TO BE DONE — Word for word, restate every line of the material.

STORED ROWS —
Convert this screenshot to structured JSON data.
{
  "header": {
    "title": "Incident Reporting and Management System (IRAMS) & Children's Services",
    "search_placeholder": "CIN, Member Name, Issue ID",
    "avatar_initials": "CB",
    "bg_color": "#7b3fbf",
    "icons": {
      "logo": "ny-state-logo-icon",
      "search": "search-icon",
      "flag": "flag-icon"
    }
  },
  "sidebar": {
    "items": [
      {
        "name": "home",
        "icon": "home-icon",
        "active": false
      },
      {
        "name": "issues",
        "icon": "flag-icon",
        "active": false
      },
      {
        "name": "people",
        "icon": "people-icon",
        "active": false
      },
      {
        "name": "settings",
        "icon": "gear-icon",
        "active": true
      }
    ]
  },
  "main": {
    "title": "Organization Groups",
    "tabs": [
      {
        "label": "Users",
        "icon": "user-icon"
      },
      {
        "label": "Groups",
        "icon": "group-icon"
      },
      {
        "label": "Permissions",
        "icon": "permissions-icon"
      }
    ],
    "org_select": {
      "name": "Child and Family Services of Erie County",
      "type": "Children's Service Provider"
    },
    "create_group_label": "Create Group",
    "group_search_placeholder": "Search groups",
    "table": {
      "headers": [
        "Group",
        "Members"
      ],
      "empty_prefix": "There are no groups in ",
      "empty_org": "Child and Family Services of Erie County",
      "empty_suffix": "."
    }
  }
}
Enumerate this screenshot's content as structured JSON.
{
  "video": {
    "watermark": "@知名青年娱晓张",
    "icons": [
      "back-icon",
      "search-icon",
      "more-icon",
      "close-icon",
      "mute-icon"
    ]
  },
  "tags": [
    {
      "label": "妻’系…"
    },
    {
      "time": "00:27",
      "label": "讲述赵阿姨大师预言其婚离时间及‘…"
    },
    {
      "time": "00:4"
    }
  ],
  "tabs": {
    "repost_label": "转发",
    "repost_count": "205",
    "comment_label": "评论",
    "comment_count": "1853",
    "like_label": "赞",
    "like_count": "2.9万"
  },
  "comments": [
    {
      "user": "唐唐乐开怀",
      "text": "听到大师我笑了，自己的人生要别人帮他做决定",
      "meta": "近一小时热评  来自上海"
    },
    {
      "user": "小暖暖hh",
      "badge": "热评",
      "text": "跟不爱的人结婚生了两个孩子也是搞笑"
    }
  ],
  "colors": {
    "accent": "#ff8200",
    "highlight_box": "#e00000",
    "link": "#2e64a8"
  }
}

THE ANSWER —
Convert this screenshot to structured JSON data.
{
  "header": {
    "title": "Incident Reporting and Management System (IRAMS) & Children's Services",
    "search_placeholder": "CIN, Member Name, Issue ID",
    "avatar_initials": "CB",
    "bg_color": "#7b3fbf",
    "icons": {
      "logo": "ny-state-logo-icon",
      "search": "search-icon",
      "flag": "flag-icon"
    }
  },
  "sidebar": {
    "items": [
      {
        "name": "home",
        "icon": "home-icon",
        "active": false
      },
      {
        "name": "issues",
        "icon": "flag-icon",
        "active": false
      },
      {
        "name": "people",
        "icon": "people-icon",
        "active": false
      },
      {
        "name": "settings",
        "icon": "gear-icon",
        "active": true
      }
    ]
  },
  "main": {
    "title": "Organization Groups",
    "tabs": [
      {
        "label": "Users",
        "icon": "user-icon"
      },
      {
        "label": "Groups",
        "icon": "group-icon"
      },
      {
        "label": "Permissions",
        "icon": "permissions-icon"
      }
    ],
    "org_select": {
      "name": "Child and Family Services of Erie County",
      "type": "Children's Service Provider"
    },
    "create_group_label": "Create Group",
    "group_search_placeholder": "Search groups",
    "table": {
      "headers": [
        "Group",
        "Members"
      ],
      "empty_prefix": "There are no groups in ",
      "empty_org": "Child and Family Services of Erie County",
      "empty_suffix": "."
    }
  }
}
Enumerate this screenshot's content as structured JSON.
{
  "video": {
    "watermark": "@知名青年娱晓张",
    "icons": [
      "back-icon",
      "search-icon",
      "more-icon",
      "close-icon",
      "mute-icon"
    ]
  },
  "tags": [
    {
      "label": "妻’系…"
    },
    {
      "time": "00:27",
      "label": "讲述赵阿姨大师预言其婚离时间及‘…"
    },
    {
      "time": "00:4"
    }
  ],
  "tabs": {
    "repost_label": "转发",
    "repost_count": "205",
    "comment_label": "评论",
    "comment_count": "1853",
    "like_label": "赞",
    "like_count": "2.9万"
  },
  "comments": [
    {
      "user": "唐唐乐开怀",
      "text": "听到大师我笑了，自己的人生要别人帮他做决定",
      "meta": "近一小时热评  来自上海"
    },
    {
      "user": "小暖暖hh",
      "badge": "热评",
      "text": "跟不爱的人结婚生了两个孩子也是搞笑"
    }
  ],
  "colors": {
    "accent": "#ff8200",
    "highlight_box": "#e00000",
    "link": "#2e64a8"
  }
}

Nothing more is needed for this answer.